---- DATASET ROWS

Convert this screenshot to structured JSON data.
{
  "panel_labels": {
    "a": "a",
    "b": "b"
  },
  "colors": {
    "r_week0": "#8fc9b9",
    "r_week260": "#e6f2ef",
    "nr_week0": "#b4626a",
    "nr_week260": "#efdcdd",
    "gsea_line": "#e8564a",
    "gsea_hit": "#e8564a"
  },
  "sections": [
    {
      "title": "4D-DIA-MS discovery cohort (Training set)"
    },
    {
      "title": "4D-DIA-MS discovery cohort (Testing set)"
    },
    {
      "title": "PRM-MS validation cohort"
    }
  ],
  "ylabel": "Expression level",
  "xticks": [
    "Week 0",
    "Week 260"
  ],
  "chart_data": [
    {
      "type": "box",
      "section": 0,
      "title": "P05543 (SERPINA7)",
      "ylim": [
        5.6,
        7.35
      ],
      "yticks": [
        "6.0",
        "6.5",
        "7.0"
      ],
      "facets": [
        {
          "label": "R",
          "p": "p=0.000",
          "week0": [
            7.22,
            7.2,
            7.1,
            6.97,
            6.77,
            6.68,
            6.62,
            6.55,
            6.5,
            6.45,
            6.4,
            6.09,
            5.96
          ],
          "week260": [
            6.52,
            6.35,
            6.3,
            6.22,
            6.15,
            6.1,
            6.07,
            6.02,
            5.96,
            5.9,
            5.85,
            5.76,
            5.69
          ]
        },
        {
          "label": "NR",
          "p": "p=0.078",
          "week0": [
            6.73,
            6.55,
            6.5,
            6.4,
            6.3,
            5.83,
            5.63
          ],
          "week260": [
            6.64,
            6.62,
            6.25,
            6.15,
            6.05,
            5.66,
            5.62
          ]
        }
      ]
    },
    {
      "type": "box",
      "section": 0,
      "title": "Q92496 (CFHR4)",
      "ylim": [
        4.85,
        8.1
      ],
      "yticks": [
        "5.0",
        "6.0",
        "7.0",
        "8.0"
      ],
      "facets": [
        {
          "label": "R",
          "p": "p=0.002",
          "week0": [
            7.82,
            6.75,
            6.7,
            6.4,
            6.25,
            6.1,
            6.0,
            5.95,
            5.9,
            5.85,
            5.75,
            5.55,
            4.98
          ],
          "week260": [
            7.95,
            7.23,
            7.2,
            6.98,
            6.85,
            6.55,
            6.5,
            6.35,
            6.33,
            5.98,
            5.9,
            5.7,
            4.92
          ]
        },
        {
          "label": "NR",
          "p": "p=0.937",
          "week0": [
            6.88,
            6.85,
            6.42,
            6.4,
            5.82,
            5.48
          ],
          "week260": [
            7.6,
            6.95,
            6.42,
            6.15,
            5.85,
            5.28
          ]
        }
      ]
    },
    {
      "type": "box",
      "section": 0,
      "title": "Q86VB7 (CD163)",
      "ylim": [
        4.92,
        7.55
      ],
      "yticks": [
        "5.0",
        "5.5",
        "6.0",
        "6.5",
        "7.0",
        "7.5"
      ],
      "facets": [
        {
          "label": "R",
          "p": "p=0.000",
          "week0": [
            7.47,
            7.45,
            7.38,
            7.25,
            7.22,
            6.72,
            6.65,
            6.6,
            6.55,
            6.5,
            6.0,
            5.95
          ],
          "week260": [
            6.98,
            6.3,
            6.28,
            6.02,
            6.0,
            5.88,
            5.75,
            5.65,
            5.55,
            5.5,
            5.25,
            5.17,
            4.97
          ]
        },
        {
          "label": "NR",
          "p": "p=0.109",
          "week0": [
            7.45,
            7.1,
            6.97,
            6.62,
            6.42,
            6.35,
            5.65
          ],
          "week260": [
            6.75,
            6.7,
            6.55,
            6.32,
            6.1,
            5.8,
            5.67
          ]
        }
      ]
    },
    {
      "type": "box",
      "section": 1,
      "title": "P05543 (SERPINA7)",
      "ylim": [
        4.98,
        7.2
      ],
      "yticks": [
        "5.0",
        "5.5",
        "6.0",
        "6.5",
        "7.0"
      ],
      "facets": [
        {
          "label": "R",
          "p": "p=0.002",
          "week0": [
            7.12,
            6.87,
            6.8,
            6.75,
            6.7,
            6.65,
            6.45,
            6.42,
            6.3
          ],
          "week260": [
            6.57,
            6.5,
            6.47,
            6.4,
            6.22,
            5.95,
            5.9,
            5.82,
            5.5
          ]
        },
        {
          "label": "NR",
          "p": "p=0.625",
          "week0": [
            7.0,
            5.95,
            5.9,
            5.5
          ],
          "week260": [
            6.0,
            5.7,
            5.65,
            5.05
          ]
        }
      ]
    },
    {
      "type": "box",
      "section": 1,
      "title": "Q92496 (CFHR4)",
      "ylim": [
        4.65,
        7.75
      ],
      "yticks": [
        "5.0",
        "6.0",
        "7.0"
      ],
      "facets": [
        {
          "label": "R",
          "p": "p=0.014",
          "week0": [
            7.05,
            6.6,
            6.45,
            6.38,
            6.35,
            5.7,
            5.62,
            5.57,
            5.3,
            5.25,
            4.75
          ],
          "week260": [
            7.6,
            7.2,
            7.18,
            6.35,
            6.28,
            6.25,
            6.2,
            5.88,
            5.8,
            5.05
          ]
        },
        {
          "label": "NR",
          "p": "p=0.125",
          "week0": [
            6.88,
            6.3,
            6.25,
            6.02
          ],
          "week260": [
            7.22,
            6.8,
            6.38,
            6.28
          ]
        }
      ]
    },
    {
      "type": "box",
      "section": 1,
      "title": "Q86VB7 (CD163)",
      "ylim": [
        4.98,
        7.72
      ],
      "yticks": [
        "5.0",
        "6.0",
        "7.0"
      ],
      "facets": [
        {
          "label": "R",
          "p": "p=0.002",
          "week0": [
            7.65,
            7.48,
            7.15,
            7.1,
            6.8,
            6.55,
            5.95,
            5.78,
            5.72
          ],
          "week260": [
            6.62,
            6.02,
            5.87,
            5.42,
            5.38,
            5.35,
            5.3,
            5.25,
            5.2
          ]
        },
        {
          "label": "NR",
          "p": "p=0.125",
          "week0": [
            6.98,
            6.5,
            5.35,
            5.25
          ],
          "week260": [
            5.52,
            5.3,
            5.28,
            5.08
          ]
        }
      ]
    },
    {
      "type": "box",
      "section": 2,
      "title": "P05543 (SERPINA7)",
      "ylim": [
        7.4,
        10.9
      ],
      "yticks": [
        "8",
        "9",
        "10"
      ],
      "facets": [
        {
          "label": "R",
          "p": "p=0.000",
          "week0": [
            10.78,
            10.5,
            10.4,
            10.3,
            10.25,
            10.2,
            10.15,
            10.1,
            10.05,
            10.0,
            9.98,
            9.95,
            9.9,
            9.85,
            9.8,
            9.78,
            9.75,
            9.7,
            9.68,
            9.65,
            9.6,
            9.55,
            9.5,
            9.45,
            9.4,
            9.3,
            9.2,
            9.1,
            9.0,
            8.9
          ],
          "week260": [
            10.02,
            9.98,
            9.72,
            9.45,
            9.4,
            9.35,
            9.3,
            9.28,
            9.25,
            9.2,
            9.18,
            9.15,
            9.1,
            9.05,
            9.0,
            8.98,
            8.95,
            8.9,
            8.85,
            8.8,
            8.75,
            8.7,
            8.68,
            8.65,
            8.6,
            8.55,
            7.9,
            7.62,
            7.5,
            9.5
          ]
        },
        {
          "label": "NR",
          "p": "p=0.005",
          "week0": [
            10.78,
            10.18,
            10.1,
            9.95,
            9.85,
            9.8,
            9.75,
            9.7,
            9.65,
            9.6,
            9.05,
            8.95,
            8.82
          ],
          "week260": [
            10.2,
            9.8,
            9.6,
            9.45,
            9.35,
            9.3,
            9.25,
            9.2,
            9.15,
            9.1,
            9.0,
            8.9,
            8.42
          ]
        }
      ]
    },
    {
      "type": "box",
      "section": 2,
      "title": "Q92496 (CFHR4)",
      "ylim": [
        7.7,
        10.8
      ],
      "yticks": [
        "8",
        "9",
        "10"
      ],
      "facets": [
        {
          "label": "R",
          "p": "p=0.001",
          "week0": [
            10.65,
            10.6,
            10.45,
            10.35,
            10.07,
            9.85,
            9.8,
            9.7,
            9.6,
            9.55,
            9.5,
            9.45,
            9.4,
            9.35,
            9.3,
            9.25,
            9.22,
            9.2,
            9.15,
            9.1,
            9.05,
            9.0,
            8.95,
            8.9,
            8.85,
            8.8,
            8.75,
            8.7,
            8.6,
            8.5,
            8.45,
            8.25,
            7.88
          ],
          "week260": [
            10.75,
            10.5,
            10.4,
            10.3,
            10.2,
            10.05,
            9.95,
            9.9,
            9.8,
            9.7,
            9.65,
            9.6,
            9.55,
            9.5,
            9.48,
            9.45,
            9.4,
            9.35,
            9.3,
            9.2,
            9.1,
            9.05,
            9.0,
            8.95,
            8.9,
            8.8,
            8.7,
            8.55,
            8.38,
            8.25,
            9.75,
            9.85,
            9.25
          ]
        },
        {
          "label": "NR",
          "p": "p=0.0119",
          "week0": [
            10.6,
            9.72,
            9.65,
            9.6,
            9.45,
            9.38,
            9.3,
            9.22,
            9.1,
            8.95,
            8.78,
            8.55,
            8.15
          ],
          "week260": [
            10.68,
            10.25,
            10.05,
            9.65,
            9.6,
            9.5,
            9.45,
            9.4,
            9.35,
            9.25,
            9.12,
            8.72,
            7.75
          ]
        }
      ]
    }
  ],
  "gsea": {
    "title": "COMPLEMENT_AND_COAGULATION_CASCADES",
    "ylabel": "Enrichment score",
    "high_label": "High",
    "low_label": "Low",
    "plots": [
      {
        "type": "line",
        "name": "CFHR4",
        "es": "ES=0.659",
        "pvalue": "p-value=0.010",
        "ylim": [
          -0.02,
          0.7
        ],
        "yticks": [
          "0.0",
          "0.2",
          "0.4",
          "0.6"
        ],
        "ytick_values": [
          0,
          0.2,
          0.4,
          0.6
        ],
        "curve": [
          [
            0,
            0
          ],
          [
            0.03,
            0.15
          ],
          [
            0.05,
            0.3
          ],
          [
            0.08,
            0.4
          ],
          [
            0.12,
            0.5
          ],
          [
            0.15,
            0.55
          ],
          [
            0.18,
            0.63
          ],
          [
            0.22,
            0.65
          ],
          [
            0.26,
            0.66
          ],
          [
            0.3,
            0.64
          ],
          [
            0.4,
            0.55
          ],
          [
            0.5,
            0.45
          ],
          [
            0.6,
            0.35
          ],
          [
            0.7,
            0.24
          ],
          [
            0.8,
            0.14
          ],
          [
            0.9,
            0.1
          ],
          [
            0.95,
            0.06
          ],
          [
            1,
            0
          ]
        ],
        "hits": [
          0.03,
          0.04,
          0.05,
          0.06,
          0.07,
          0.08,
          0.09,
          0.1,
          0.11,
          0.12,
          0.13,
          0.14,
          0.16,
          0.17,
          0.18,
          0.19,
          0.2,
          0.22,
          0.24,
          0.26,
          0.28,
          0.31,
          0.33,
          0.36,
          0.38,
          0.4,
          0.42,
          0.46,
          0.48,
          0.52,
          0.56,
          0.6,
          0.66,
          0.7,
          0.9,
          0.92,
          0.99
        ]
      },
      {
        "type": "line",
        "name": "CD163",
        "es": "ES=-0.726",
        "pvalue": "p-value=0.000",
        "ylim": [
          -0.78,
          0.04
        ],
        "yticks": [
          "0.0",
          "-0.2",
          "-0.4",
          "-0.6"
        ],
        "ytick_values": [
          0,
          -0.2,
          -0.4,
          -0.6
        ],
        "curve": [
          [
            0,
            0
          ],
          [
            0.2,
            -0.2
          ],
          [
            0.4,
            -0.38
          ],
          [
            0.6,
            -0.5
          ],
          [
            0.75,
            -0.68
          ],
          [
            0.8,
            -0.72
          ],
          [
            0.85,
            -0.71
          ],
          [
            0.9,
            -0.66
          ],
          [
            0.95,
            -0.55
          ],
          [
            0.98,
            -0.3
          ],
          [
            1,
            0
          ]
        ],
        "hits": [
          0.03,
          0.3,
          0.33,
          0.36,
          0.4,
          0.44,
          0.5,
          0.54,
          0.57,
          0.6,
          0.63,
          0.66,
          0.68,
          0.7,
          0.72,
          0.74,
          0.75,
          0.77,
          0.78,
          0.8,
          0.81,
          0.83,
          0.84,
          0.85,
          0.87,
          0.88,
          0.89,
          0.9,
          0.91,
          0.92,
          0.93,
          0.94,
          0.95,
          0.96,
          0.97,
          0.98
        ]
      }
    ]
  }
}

--------

--- EXERCISE PROMPT ---
Check each line of the records above for "ylabel", and copy those that have it.

--- WORKED ANSWER ---
  "ylabel": "Expression level",
    "ylabel": "Enrichment score",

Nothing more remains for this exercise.